--- BEGIN Supplied entries ---

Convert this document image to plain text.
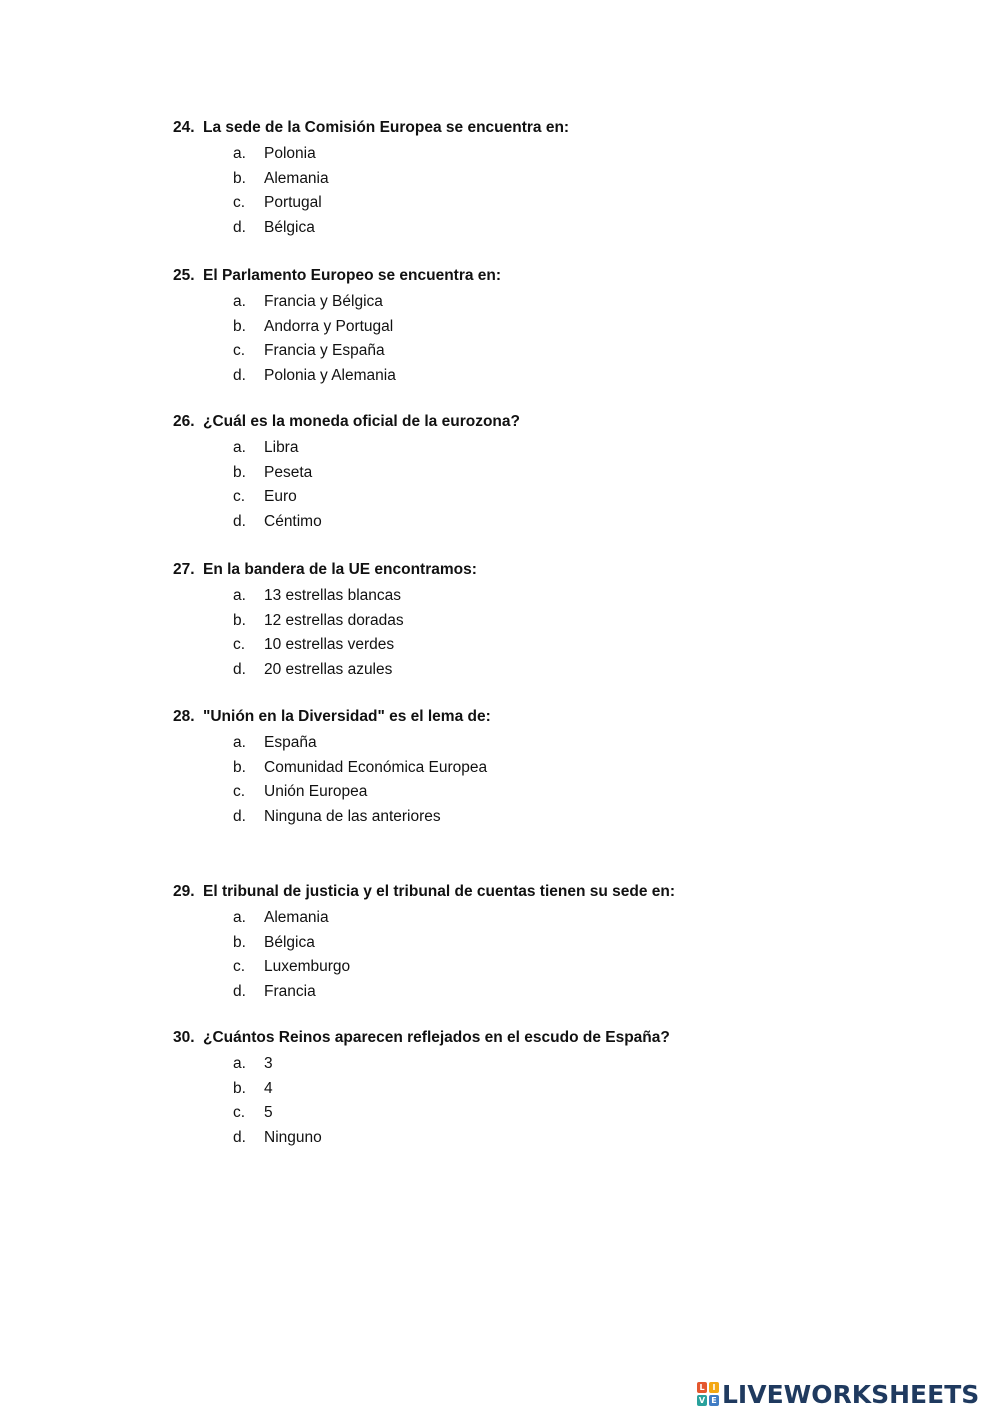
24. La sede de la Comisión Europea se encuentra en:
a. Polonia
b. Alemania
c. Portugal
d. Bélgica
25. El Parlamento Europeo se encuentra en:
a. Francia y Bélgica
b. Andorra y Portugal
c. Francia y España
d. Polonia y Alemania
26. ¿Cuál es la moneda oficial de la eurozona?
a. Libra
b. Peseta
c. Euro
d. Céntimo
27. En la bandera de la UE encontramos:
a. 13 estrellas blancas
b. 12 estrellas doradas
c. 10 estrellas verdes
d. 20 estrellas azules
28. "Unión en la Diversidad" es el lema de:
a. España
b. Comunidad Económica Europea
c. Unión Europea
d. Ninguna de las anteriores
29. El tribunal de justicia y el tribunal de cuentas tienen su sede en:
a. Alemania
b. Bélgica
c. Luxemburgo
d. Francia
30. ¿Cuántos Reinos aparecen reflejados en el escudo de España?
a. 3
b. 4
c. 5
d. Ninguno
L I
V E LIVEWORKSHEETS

--- END Supplied entries ---

Task to complete: Quote every line of the records above exactly; no picture is to be copied.

Complete response:
Convert this document image to plain text.
24. La sede de la Comisión Europea se encuentra en:
a. Polonia
b. Alemania
c. Portugal
d. Bélgica
25. El Parlamento Europeo se encuentra en:
a. Francia y Bélgica
b. Andorra y Portugal
c. Francia y España
d. Polonia y Alemania
26. ¿Cuál es la moneda oficial de la eurozona?
a. Libra
b. Peseta
c. Euro
d. Céntimo
27. En la bandera de la UE encontramos:
a. 13 estrellas blancas
b. 12 estrellas doradas
c. 10 estrellas verdes
d. 20 estrellas azules
28. "Unión en la Diversidad" es el lema de:
a. España
b. Comunidad Económica Europea
c. Unión Europea
d. Ninguna de las anteriores
29. El tribunal de justicia y el tribunal de cuentas tienen su sede en:
a. Alemania
b. Bélgica
c. Luxemburgo
d. Francia
30. ¿Cuántos Reinos aparecen reflejados en el escudo de España?
a. 3
b. 4
c. 5
d. Ninguno
L I
V E LIVEWORKSHEETS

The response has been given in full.